• RECORDS FOR THIS TASK:
• • • • •

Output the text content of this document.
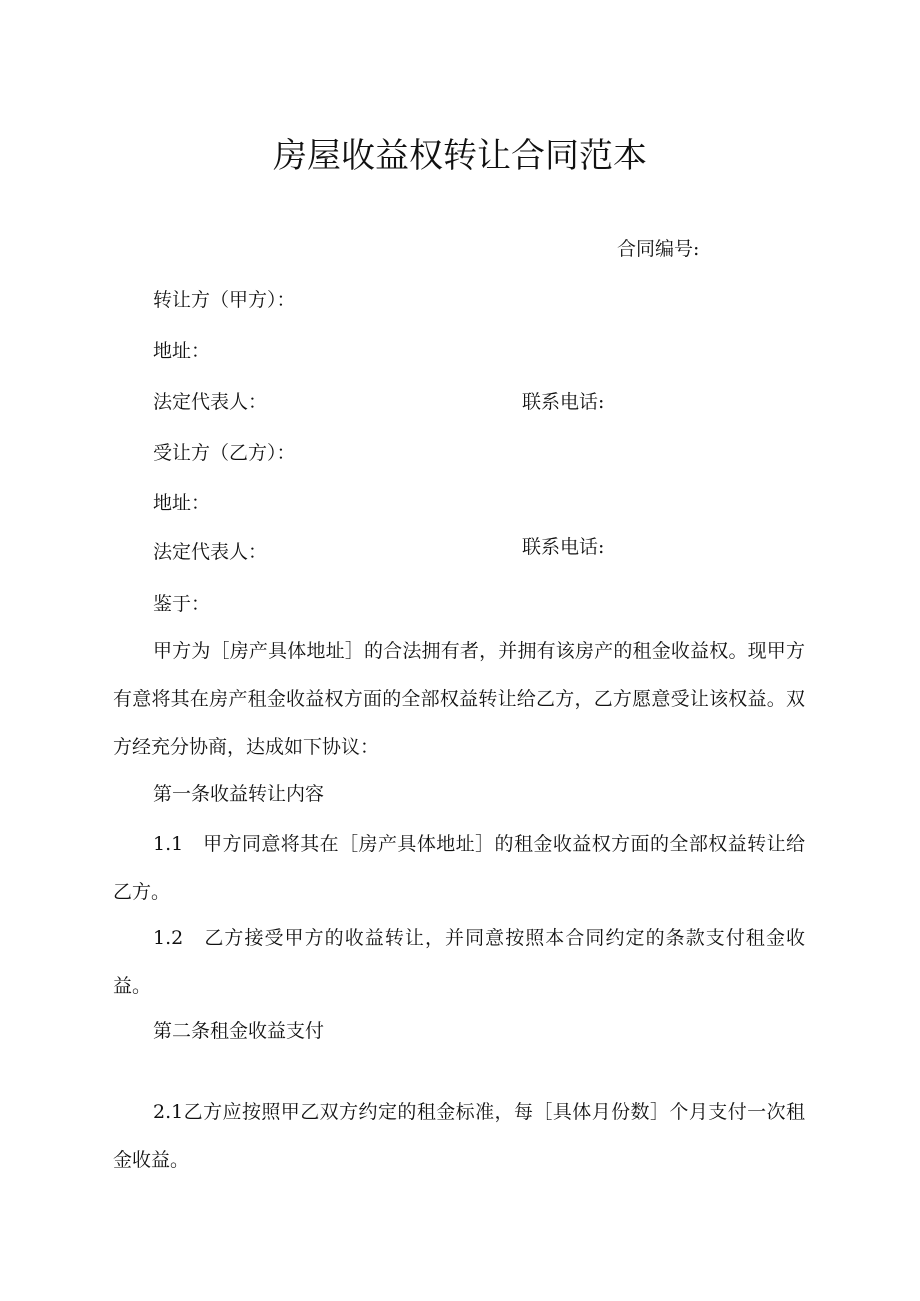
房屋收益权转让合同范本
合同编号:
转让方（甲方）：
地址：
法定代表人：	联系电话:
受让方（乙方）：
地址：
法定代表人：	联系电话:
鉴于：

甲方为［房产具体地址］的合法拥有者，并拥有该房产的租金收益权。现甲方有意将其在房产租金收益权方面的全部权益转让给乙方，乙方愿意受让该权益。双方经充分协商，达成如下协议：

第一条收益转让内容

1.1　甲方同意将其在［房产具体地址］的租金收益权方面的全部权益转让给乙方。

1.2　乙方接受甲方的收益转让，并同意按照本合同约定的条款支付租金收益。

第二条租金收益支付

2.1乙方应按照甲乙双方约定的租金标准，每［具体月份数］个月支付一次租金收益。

• • • • •

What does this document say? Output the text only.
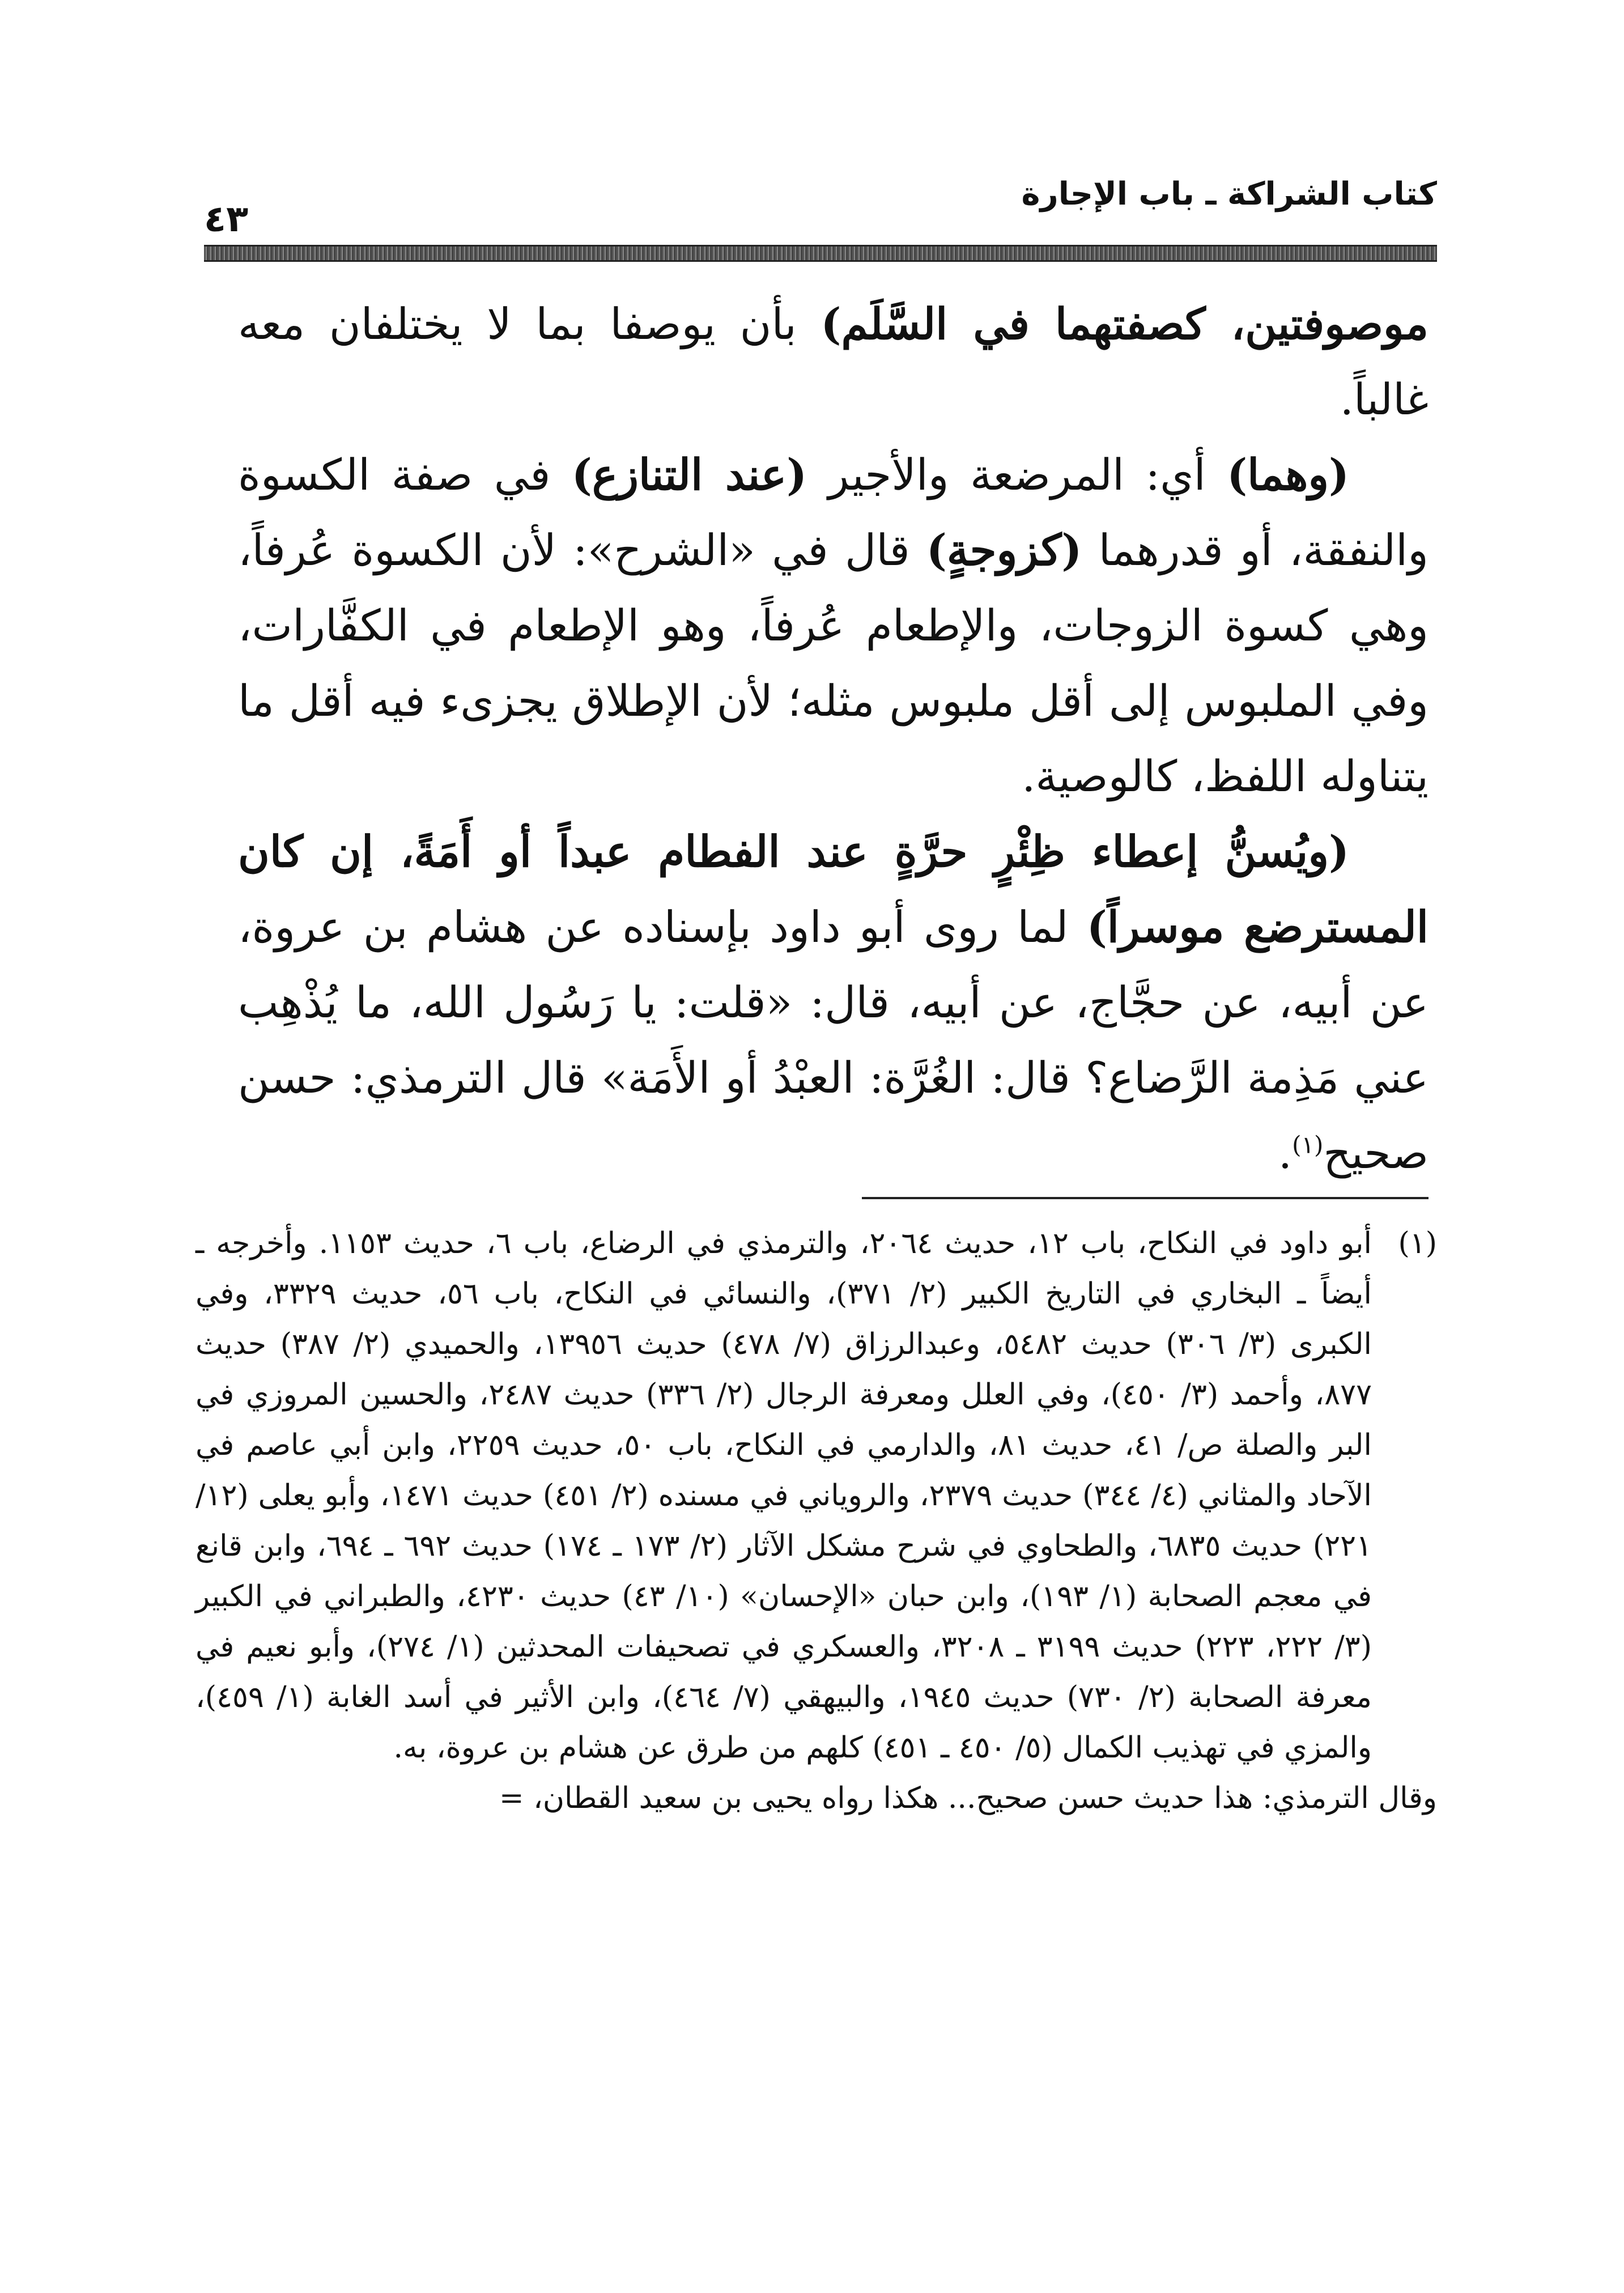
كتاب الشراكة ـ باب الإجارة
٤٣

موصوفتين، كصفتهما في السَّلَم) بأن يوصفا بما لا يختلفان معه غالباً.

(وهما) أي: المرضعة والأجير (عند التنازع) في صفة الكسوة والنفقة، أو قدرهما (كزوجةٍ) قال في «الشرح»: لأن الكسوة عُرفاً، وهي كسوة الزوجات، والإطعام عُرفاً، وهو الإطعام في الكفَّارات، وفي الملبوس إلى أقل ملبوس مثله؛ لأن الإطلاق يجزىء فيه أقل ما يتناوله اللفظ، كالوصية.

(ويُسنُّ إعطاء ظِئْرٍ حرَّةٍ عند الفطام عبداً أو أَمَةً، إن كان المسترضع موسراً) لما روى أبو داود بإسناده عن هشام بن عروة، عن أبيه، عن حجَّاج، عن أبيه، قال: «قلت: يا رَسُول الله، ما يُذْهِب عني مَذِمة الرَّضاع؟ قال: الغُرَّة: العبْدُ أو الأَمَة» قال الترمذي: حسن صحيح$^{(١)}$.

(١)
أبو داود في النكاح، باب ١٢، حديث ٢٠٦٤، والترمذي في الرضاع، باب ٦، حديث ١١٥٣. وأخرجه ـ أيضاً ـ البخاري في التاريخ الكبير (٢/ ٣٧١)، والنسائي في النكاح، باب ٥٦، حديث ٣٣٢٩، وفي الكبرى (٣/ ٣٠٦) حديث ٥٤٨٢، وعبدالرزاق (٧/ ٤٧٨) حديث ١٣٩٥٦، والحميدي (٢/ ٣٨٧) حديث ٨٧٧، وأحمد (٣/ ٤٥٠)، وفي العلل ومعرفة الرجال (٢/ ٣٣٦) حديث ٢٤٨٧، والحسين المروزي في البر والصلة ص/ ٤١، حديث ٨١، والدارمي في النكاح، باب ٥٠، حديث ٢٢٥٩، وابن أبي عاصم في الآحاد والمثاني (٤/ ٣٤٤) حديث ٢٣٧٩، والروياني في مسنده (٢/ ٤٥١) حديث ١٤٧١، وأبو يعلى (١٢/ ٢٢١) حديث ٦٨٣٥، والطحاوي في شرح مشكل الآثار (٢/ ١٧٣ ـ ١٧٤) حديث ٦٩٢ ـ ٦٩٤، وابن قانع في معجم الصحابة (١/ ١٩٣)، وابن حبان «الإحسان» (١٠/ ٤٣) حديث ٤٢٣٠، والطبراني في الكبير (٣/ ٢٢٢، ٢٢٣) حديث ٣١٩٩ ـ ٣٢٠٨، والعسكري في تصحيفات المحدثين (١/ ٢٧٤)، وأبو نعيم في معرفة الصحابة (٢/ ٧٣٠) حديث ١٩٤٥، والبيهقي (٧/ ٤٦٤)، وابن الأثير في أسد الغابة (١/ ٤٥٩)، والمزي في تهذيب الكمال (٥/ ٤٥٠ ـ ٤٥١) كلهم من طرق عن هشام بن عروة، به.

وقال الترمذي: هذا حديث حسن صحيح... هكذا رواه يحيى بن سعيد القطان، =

• • • • •

• EXERCISE:
Determine how many lines in the listing above hold the string "document", then write only the number.

• TASK RESULT:
2